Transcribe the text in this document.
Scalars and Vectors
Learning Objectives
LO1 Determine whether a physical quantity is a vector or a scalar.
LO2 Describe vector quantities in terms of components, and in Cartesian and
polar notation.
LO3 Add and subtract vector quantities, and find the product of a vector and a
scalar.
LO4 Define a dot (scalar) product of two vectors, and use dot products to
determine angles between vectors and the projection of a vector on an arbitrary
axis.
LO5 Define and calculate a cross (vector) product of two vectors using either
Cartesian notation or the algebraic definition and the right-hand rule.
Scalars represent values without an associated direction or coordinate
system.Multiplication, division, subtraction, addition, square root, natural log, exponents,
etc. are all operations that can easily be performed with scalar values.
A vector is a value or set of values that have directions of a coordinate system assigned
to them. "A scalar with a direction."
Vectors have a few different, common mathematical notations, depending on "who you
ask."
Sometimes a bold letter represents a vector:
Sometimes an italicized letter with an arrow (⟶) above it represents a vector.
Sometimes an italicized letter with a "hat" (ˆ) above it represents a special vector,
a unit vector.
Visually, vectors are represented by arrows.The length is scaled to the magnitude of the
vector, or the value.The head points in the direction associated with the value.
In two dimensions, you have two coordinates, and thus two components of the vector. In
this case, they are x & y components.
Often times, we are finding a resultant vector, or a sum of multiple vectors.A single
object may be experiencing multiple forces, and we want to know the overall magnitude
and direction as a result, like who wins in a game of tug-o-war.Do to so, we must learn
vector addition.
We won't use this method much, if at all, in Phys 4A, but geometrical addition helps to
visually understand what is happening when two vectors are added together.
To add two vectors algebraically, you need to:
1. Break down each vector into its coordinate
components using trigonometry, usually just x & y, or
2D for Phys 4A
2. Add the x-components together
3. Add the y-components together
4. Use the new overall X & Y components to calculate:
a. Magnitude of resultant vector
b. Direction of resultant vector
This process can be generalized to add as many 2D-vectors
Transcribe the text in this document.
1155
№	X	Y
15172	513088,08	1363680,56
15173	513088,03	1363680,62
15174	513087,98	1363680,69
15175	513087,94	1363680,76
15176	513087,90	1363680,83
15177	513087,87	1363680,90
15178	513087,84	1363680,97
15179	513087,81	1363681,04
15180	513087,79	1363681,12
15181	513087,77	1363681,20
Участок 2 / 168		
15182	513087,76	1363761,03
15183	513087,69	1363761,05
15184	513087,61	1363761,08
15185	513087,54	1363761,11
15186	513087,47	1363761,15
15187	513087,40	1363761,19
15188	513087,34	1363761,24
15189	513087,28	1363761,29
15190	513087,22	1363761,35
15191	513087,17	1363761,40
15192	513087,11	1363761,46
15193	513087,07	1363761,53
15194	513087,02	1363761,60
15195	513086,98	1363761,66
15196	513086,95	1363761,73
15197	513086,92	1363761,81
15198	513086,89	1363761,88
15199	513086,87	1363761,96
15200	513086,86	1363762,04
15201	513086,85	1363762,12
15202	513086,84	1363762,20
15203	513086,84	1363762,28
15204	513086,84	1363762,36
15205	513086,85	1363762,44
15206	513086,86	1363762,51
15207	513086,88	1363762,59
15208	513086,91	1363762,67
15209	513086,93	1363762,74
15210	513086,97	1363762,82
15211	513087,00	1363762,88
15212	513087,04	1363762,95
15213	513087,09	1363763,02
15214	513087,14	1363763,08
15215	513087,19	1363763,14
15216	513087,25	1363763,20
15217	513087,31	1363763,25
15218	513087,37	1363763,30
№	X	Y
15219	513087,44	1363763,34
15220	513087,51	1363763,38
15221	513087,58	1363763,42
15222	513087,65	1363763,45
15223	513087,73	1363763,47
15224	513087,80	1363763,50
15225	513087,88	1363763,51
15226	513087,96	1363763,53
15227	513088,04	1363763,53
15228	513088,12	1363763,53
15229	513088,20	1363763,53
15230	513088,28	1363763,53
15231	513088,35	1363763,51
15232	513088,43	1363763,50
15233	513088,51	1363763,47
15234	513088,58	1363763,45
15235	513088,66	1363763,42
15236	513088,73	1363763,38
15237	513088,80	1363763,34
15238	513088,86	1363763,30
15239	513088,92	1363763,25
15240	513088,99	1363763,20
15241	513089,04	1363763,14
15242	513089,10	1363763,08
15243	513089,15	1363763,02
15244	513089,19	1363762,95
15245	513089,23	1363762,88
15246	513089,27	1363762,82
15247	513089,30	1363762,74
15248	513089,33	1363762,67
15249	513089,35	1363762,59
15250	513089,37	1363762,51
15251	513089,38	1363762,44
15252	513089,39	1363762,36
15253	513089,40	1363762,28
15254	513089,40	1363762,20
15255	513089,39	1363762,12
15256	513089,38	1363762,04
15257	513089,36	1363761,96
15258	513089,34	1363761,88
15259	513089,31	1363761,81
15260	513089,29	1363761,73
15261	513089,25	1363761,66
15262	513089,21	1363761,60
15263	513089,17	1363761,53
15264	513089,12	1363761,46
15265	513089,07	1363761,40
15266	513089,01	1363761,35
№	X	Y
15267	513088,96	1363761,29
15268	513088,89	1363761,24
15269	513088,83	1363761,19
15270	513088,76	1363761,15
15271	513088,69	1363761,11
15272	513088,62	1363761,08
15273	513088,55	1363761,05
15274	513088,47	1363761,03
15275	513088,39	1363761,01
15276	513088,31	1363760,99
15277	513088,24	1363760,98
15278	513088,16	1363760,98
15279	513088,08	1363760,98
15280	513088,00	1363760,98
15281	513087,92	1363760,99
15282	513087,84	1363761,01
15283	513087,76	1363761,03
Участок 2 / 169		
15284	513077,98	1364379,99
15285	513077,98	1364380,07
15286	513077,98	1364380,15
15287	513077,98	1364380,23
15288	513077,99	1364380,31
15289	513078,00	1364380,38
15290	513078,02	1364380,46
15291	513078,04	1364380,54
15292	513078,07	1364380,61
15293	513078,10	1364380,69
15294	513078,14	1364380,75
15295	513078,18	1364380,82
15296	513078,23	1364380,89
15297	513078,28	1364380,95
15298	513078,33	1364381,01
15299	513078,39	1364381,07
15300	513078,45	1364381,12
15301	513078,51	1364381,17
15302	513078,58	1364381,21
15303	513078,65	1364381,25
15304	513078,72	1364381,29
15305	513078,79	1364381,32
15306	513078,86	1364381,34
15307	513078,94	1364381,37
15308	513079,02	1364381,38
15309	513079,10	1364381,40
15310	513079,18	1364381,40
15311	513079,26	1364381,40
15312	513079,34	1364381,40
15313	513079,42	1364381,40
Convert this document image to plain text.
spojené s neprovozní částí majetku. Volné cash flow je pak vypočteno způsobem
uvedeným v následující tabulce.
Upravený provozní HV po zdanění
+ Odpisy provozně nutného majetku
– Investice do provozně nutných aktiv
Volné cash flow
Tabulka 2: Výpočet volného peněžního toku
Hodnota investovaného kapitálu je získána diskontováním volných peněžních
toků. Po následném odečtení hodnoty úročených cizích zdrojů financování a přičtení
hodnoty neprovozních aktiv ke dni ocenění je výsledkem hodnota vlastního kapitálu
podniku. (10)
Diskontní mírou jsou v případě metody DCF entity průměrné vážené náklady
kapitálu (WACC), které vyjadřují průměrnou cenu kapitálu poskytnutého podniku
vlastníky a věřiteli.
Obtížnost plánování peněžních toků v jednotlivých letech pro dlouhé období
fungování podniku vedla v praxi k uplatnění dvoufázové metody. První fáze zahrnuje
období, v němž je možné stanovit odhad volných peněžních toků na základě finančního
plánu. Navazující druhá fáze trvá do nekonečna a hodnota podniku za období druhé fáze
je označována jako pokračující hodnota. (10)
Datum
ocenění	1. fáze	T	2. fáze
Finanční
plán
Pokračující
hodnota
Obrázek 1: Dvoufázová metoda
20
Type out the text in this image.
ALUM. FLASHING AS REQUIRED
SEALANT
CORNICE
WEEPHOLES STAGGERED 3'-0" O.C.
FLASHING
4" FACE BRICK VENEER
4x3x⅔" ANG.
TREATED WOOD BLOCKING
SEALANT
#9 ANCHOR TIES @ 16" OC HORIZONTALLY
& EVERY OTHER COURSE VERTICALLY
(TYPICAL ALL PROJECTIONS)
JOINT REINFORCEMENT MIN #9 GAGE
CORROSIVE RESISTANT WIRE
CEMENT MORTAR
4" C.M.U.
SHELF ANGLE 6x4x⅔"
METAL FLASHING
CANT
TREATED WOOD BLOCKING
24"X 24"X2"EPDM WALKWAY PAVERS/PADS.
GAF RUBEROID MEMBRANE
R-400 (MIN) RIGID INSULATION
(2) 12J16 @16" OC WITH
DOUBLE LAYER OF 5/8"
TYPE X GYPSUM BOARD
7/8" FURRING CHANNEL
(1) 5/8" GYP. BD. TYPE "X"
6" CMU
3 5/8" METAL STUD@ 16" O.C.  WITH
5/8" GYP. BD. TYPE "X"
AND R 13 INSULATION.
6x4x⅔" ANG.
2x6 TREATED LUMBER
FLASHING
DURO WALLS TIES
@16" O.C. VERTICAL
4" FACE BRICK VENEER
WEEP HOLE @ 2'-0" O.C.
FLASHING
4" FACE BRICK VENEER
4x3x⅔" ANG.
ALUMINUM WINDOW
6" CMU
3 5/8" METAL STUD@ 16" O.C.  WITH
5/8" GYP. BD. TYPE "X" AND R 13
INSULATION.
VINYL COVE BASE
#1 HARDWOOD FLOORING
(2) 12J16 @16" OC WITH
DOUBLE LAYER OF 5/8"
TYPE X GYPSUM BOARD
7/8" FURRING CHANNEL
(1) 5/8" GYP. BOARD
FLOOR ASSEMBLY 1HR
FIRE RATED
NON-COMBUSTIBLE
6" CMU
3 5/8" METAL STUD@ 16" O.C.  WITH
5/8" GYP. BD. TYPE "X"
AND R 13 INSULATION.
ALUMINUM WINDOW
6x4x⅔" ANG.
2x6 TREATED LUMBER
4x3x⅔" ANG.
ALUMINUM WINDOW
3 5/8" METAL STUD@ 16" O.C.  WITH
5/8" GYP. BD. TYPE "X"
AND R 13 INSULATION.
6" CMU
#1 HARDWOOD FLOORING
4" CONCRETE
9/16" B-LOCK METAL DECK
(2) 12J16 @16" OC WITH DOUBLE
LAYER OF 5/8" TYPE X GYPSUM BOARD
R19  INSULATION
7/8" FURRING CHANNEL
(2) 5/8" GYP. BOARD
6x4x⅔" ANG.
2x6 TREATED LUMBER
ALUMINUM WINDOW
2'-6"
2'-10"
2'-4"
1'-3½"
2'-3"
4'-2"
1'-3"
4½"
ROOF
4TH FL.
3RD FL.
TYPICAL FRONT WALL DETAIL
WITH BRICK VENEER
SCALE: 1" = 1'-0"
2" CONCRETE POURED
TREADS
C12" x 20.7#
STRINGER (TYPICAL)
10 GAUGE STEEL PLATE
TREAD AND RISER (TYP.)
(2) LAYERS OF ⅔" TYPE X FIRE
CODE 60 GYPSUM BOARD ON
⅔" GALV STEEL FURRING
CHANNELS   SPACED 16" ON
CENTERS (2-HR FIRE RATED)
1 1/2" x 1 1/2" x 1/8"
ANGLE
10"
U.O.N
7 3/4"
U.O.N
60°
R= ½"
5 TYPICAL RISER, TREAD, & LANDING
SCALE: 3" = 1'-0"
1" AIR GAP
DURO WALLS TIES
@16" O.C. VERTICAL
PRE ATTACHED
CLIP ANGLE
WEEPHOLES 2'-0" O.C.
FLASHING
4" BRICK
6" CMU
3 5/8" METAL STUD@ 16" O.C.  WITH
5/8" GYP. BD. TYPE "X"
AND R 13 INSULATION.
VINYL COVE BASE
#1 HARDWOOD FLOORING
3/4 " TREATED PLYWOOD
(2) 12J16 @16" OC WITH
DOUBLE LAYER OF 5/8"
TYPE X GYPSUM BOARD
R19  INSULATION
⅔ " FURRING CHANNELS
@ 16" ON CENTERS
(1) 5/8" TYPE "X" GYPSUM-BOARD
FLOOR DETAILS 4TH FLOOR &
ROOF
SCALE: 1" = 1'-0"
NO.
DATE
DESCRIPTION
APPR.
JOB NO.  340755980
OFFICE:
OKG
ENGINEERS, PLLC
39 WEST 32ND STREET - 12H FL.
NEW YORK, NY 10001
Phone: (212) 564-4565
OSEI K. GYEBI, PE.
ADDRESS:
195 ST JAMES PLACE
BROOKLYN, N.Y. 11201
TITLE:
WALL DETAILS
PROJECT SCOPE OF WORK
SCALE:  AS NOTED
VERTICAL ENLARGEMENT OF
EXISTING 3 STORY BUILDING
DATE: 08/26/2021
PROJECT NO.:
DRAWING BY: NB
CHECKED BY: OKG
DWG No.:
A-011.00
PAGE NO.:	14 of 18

## Task prompt
Count every line in the listing above that holds "RISER", then report only the count.

## Exercise response
2